(Data entries)
⟨

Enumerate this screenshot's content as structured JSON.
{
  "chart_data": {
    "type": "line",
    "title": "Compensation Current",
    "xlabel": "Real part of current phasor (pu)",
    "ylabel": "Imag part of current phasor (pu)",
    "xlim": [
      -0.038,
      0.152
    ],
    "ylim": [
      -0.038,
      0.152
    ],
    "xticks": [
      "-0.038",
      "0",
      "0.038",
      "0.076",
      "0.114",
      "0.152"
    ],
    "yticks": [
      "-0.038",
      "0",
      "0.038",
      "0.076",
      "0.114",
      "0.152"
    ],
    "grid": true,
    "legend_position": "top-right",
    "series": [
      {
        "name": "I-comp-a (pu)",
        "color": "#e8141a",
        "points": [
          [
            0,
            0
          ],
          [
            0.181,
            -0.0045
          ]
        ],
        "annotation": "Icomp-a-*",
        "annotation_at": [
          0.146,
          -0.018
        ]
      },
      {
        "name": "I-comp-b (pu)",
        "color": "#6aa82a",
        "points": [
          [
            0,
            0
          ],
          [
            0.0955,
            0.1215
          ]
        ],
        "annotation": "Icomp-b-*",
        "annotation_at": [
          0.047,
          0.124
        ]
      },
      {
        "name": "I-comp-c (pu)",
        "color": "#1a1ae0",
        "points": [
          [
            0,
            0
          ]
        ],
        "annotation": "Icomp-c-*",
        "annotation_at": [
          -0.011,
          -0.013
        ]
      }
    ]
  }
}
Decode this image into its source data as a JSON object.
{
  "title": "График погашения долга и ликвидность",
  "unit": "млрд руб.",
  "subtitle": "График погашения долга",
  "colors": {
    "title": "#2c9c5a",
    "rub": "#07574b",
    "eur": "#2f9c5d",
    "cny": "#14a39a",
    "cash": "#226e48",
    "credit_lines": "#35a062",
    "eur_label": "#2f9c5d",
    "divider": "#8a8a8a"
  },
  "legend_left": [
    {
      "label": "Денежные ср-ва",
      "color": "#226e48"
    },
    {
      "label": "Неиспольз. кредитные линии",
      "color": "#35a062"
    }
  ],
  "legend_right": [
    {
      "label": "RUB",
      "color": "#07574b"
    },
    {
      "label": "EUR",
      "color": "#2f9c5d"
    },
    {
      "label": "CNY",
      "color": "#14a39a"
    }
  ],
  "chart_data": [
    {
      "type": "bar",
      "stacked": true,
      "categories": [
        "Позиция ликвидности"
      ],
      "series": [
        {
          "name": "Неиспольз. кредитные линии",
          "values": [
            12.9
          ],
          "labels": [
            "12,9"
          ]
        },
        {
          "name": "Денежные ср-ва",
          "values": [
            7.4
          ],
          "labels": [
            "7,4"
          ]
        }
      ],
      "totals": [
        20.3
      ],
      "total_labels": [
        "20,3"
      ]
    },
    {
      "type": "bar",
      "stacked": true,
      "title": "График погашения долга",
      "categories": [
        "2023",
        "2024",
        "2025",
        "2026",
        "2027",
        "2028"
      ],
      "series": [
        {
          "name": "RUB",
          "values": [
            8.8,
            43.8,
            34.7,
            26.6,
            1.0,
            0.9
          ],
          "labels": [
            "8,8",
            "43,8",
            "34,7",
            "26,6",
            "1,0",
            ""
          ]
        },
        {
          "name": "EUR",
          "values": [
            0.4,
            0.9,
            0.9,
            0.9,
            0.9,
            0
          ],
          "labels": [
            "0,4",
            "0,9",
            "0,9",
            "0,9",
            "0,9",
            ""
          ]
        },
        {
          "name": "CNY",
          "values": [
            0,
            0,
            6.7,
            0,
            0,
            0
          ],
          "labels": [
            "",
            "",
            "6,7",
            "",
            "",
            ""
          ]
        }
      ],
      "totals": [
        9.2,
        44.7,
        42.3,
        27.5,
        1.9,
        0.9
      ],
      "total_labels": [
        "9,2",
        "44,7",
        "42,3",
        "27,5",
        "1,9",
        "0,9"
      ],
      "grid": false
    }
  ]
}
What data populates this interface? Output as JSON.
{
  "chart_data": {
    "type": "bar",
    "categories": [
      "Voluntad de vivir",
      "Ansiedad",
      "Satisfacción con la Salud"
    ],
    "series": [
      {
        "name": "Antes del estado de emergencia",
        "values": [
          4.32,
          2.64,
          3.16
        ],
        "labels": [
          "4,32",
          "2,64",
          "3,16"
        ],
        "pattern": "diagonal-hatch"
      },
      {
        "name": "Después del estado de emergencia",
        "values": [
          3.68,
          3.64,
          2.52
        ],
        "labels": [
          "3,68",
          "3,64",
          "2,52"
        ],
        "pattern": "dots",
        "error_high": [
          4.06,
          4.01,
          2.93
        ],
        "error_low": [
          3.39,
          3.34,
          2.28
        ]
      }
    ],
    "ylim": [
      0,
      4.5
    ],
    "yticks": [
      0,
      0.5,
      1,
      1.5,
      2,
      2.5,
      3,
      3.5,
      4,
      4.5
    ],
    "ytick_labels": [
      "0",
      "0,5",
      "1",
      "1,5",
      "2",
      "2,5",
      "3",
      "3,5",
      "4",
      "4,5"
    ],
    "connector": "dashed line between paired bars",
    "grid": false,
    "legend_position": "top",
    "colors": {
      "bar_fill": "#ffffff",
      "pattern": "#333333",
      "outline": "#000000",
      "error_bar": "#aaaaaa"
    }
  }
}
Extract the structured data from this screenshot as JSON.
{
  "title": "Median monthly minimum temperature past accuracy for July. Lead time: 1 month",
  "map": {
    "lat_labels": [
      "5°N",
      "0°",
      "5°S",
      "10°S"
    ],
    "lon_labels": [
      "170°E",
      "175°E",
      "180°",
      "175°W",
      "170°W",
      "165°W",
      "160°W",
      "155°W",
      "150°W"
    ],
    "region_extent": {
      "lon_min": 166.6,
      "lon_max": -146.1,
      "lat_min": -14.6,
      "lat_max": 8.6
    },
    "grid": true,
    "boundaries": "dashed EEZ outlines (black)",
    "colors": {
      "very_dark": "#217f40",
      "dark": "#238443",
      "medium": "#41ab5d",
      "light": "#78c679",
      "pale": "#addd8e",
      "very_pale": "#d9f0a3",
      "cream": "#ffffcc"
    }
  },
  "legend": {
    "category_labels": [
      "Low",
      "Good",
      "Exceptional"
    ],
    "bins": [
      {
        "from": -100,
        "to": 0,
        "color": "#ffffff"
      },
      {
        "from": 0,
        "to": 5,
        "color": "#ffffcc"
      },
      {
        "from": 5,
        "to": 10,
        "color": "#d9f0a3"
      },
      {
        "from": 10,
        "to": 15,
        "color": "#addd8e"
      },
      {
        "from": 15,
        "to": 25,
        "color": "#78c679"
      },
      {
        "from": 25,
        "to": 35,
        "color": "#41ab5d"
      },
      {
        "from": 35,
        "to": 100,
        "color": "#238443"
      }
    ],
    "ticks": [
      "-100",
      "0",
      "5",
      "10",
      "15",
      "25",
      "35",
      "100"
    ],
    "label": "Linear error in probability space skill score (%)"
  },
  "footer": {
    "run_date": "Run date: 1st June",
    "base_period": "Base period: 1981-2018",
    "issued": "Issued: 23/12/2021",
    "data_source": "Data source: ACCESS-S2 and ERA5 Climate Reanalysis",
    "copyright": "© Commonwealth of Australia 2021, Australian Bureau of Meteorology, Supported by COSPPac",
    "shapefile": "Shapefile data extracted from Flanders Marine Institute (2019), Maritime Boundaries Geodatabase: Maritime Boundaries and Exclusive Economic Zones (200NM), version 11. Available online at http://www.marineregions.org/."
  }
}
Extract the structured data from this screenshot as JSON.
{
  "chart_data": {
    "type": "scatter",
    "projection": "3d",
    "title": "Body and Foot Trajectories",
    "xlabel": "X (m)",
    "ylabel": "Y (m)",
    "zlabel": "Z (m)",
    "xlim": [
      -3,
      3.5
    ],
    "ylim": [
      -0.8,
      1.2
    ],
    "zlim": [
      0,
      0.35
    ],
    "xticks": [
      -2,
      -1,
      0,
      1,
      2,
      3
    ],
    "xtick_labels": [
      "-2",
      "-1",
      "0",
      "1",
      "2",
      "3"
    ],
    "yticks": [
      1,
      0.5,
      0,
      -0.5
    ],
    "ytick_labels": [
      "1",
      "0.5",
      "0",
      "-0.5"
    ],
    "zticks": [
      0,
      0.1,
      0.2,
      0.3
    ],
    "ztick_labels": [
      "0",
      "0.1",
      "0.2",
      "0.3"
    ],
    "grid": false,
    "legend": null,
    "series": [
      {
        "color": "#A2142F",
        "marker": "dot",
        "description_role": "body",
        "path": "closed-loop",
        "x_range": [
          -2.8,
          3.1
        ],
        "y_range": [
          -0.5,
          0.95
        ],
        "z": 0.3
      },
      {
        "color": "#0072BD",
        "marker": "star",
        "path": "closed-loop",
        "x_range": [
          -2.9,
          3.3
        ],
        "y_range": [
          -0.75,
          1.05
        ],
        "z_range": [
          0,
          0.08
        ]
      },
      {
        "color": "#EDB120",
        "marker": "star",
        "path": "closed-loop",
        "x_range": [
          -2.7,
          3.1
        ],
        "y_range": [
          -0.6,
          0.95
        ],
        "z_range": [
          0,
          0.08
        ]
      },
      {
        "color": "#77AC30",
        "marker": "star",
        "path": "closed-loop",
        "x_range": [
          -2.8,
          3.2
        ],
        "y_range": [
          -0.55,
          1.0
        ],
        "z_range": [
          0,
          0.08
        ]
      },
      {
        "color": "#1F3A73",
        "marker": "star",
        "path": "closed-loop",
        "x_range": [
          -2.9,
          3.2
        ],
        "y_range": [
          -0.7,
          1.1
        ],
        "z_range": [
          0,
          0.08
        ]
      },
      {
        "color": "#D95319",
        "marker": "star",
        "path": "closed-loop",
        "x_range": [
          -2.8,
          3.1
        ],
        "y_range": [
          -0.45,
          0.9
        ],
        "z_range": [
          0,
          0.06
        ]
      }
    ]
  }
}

⟩

Short problem —
Check each line of the records for the word "from" and extract those that contain it.

Answer below —
Extract the structured data from this screenshot as JSON.
        "from": -100,
        "from": 0,
        "from": 5,
        "from": 10,
        "from": 15,
        "from": 25,
        "from": 35,
    "shapefile": "Shapefile data extracted from Flanders Marine Institute (2019), Maritime Boundaries Geodatabase: Maritime Boundaries and Exclusive Economic Zones (200NM), version 11. Available online at http://www.marineregions.org/."
Extract the structured data from this screenshot as JSON.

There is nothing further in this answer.